## WRITTEN INSTRUCTION
Gather every line holding the string "outra".

## DATA ENTRIES
____________________

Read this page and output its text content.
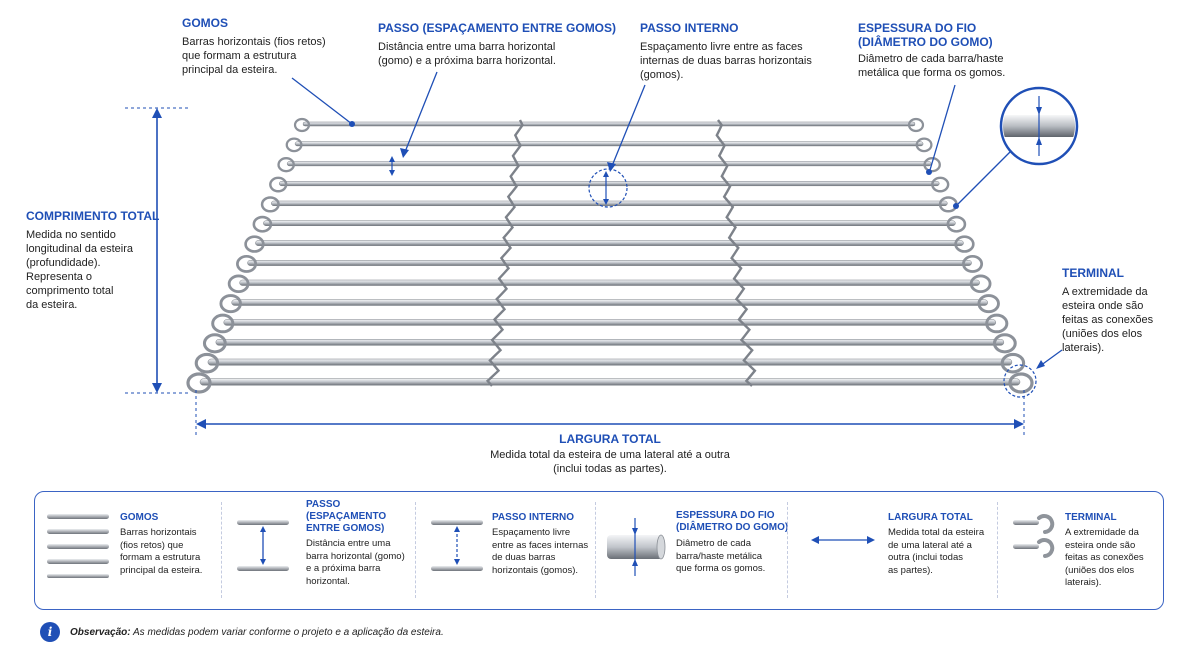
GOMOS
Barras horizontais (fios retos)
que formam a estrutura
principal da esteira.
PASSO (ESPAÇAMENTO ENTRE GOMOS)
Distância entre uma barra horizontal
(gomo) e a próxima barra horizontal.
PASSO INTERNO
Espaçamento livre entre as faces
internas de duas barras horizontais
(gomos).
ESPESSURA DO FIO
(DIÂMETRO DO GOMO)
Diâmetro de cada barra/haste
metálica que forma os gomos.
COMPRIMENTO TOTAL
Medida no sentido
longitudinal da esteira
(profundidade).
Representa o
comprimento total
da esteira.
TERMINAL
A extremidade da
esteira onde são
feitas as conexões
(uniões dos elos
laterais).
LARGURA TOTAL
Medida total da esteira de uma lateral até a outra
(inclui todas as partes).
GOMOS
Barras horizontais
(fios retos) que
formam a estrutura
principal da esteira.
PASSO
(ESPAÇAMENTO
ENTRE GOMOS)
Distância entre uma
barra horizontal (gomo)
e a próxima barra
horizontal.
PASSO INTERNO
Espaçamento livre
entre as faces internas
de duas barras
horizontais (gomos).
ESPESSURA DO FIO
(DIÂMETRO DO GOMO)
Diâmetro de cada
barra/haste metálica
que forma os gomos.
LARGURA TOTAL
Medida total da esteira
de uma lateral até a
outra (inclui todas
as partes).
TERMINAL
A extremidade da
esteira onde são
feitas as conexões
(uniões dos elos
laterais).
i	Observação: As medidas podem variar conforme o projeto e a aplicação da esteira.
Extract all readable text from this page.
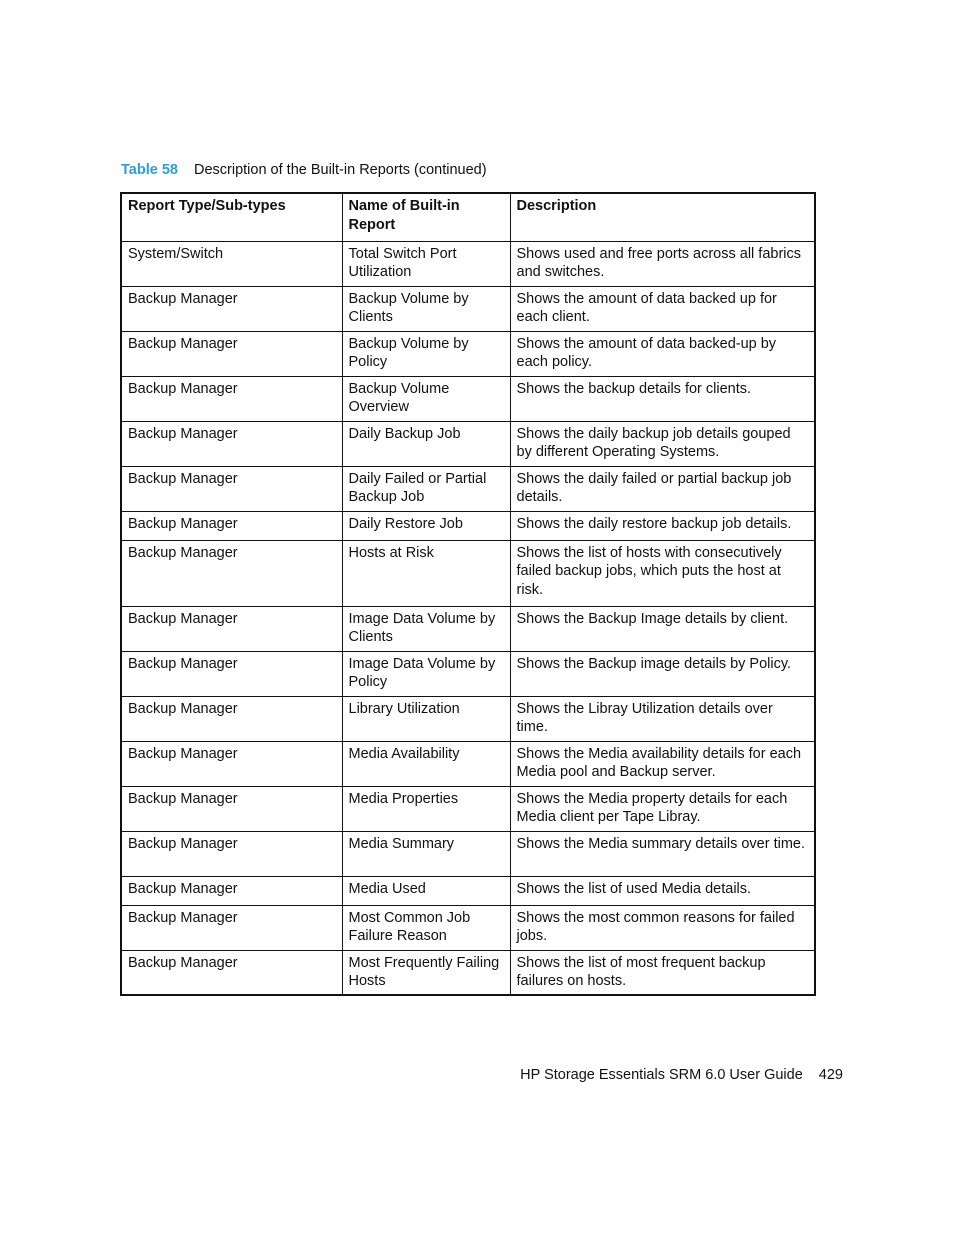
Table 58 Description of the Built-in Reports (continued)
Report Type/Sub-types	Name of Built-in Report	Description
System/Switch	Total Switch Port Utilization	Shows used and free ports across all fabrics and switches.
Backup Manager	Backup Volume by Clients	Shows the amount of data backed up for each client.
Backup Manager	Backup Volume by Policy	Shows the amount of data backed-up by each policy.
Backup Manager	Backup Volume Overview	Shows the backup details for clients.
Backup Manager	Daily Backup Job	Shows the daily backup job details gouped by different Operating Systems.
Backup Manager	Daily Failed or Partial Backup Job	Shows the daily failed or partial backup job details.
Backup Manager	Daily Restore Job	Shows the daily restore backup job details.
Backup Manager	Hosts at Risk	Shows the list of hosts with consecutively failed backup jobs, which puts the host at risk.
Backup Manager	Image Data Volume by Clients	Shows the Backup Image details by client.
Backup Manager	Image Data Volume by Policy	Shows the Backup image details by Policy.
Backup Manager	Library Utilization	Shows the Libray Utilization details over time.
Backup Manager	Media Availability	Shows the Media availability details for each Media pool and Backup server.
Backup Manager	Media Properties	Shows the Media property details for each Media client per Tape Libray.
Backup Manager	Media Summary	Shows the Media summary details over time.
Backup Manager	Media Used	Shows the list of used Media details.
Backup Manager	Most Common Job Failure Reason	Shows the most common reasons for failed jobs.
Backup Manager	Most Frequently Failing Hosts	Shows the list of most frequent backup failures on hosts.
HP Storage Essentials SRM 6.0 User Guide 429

____________________

## THE ANSWER
Medida total da esteira de uma lateral até a outra
outra (inclui todas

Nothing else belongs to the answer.